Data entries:

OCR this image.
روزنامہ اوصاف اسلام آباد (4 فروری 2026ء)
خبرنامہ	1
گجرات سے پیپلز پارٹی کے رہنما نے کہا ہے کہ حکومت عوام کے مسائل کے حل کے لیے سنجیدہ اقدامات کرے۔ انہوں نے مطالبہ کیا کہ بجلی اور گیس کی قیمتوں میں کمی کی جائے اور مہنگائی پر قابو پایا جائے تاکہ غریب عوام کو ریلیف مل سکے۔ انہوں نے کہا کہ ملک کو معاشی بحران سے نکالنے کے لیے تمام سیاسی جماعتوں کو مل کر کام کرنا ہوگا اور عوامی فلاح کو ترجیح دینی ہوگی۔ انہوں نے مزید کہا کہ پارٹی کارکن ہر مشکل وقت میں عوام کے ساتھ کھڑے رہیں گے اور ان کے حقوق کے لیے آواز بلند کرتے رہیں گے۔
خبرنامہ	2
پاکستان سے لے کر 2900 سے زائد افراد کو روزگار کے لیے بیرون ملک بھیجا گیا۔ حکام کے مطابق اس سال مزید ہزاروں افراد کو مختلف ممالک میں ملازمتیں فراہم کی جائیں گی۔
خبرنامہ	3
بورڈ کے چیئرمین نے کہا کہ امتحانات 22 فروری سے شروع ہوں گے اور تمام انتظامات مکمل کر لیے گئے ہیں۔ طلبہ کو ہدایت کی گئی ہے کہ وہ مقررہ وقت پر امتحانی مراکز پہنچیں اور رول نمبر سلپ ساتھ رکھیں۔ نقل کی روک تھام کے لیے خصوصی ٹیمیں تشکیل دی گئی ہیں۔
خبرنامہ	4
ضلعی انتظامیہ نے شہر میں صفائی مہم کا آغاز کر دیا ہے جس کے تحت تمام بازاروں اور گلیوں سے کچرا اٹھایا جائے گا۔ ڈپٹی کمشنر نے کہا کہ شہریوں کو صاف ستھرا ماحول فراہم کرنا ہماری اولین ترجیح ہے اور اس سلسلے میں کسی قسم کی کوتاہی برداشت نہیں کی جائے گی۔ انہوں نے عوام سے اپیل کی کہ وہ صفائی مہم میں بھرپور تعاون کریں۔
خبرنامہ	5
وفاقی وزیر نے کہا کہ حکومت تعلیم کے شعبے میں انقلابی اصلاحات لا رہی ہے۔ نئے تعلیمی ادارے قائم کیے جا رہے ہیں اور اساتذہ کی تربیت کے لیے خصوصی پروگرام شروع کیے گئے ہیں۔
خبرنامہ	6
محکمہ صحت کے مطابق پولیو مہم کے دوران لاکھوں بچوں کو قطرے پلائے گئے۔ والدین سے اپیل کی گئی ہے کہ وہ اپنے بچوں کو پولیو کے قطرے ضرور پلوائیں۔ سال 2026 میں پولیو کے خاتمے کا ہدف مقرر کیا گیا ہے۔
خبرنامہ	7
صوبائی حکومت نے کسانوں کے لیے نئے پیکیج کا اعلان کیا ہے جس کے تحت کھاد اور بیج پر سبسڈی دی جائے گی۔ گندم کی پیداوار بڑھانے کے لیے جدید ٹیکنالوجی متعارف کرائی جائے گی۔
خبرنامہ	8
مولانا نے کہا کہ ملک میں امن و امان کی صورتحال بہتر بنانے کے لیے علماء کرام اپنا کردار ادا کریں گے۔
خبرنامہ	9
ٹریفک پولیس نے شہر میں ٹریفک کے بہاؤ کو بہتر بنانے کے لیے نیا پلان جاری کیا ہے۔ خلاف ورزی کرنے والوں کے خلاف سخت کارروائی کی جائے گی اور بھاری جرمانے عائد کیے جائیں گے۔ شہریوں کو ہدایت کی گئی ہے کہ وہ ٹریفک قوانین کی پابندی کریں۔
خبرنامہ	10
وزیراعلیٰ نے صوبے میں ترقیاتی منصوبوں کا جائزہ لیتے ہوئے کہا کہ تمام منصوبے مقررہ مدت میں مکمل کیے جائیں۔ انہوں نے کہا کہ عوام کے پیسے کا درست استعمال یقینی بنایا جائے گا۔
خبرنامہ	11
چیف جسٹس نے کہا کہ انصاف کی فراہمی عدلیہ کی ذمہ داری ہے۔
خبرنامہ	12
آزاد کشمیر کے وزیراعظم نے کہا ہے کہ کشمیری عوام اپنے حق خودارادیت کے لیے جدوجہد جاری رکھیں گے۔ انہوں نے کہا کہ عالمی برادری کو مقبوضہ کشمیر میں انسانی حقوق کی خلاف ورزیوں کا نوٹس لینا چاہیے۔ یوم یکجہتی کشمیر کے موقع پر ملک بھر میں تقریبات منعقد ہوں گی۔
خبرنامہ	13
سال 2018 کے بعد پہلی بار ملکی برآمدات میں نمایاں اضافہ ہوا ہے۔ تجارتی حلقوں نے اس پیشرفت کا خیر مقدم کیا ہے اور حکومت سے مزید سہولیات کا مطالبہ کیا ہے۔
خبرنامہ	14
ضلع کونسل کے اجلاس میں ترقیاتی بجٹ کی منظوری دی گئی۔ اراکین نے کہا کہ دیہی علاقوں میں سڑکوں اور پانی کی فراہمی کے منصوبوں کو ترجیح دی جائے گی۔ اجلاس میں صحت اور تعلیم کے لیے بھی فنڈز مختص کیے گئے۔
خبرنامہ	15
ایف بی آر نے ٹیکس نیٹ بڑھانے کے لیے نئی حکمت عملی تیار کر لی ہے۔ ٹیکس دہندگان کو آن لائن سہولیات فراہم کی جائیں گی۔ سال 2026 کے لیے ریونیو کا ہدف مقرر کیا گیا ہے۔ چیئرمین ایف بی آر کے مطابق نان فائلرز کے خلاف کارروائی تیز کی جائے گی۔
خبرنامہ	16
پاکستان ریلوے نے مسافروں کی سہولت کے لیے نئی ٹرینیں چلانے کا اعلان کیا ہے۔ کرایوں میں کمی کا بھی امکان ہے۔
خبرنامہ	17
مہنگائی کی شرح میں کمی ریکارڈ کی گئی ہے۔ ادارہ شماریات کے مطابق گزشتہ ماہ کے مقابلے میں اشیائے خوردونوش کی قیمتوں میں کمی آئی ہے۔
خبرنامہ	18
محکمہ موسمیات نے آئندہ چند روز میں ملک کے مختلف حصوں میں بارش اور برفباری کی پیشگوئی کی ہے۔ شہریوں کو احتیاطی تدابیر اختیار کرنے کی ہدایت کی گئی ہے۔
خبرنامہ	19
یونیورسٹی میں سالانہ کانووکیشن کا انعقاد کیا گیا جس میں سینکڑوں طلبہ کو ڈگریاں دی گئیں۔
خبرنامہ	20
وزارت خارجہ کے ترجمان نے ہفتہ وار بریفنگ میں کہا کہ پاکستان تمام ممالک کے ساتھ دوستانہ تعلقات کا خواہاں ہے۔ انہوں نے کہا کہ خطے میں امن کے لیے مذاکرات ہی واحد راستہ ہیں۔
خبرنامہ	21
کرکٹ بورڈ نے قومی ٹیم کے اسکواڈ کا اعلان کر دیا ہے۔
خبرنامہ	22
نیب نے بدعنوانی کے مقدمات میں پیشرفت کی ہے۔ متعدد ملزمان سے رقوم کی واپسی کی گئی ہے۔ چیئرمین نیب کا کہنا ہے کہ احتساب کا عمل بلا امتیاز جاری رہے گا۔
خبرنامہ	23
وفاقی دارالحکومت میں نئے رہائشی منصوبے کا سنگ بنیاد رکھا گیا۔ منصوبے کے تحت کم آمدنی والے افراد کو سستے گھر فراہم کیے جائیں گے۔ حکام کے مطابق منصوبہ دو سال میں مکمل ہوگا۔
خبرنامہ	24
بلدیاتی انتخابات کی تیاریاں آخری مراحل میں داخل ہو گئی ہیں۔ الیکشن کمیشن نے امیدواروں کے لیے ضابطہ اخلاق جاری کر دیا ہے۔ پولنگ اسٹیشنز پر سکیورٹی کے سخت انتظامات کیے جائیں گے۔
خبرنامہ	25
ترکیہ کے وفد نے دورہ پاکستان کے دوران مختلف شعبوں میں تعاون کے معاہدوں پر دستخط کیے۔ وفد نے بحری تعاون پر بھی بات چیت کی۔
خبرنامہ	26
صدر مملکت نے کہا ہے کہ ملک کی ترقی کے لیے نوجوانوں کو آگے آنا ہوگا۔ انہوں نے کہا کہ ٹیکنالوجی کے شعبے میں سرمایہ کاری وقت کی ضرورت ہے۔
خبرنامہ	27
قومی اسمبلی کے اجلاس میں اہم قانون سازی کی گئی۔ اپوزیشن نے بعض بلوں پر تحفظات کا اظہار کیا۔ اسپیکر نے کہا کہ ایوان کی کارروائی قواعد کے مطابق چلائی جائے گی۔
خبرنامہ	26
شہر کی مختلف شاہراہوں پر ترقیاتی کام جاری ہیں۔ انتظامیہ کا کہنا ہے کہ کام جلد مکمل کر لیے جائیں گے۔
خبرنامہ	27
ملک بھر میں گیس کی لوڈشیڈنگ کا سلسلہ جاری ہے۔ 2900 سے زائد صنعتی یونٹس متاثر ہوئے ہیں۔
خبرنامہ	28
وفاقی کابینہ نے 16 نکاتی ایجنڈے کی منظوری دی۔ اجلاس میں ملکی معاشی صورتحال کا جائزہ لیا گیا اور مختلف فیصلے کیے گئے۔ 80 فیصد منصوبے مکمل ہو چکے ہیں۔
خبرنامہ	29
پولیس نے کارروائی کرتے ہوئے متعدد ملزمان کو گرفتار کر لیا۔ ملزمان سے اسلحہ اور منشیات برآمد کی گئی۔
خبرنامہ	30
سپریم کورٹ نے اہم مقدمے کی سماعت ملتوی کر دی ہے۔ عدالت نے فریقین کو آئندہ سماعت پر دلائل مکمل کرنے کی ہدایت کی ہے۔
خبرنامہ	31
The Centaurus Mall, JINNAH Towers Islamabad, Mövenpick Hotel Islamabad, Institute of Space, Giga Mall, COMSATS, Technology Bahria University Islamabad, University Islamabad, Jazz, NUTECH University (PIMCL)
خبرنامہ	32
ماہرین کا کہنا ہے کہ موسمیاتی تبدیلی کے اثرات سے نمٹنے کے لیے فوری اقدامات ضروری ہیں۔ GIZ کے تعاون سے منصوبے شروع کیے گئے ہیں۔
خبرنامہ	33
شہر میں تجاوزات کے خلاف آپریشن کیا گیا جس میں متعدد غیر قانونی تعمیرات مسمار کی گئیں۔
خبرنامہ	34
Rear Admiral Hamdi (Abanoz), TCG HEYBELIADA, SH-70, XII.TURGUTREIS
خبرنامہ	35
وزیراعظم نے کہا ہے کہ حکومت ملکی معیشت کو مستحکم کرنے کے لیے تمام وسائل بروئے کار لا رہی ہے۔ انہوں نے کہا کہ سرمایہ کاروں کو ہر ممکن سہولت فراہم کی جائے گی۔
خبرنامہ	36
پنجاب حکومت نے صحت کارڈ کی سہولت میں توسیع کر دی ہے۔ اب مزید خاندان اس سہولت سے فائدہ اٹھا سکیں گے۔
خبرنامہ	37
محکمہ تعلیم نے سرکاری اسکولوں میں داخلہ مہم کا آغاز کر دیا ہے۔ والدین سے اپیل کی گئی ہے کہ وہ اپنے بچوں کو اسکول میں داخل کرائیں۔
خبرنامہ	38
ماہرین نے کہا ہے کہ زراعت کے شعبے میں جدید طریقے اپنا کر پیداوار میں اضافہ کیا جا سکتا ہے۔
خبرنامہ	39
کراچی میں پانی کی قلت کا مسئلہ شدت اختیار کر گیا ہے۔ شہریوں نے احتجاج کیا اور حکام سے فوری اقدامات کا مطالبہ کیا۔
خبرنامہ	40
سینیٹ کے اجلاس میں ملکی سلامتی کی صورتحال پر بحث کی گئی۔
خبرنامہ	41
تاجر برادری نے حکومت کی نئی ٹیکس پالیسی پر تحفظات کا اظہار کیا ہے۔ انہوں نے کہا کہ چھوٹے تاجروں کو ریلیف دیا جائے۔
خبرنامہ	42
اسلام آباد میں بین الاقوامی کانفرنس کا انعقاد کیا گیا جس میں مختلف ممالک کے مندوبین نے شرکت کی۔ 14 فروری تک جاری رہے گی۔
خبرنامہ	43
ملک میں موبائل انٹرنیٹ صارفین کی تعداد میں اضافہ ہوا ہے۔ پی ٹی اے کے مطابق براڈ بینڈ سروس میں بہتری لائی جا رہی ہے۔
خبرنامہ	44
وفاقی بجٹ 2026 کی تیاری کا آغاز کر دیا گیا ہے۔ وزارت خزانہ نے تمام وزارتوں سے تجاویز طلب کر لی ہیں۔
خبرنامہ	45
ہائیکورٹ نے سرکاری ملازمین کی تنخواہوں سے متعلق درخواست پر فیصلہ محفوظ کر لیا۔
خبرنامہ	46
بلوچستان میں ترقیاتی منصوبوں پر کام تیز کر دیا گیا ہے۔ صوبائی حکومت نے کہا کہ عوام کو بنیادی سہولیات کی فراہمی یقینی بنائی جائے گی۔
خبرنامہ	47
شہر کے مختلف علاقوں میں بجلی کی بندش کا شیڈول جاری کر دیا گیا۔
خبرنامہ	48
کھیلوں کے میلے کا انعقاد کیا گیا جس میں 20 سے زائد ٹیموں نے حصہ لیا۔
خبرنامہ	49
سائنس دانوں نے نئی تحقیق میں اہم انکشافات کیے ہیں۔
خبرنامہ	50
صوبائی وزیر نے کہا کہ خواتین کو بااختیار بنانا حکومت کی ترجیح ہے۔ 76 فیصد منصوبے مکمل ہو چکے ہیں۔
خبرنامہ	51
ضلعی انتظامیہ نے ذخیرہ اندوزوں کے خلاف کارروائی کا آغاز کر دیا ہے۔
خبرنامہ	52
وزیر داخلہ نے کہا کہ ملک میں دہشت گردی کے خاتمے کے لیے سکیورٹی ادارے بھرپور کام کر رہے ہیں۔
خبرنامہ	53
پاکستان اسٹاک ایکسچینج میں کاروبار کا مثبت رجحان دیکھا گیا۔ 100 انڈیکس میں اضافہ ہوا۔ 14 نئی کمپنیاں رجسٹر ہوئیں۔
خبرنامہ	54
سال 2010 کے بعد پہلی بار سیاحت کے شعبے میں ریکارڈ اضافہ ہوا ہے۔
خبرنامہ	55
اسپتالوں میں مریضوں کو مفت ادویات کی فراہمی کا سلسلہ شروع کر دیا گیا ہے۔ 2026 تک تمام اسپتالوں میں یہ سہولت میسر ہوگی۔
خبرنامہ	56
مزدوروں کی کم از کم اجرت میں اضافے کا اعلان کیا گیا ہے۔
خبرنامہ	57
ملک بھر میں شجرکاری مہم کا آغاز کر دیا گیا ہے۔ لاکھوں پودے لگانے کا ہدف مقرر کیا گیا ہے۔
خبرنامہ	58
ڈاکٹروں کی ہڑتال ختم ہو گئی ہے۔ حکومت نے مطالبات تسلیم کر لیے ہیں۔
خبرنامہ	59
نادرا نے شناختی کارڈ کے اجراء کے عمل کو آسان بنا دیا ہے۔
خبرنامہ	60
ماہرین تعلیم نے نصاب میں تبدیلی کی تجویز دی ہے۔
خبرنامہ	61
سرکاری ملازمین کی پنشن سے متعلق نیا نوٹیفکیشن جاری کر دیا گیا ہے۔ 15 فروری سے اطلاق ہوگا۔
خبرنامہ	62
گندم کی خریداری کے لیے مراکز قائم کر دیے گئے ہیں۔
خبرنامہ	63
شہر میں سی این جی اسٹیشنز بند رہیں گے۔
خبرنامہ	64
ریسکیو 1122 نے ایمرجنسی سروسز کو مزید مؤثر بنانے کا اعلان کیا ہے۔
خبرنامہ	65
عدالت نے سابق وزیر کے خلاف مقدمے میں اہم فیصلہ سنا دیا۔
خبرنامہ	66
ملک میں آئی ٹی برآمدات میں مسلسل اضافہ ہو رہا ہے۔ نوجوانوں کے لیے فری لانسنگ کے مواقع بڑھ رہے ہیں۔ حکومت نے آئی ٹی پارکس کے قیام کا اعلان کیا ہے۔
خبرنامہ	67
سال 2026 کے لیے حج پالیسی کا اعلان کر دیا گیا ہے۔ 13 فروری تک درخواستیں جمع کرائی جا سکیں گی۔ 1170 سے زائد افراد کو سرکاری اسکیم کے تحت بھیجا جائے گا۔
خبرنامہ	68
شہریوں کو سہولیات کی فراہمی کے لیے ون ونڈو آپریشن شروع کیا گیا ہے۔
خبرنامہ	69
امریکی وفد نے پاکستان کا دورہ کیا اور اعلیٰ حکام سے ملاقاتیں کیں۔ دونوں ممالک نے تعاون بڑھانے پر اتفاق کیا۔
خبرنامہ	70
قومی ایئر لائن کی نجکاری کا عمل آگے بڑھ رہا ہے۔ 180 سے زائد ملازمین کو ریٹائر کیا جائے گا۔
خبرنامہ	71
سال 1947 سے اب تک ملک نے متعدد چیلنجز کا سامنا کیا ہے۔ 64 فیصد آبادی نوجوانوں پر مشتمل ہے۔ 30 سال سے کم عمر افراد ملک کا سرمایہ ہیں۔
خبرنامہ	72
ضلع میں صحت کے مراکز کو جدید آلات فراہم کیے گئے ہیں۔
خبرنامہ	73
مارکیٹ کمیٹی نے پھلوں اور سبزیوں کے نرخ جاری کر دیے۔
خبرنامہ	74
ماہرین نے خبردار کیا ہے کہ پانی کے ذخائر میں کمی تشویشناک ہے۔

• **What you should do**
Every line that holds the string "فوری" should be returned.

• **Complete answer**
ماہرین کا کہنا ہے کہ موسمیاتی تبدیلی کے اثرات سے نمٹنے کے لیے فوری اقدامات ضروری ہیں۔ GIZ کے تعاون سے منصوبے شروع کیے گئے ہیں۔
کراچی میں پانی کی قلت کا مسئلہ شدت اختیار کر گیا ہے۔ شہریوں نے احتجاج کیا اور حکام سے فوری اقدامات کا مطالبہ کیا۔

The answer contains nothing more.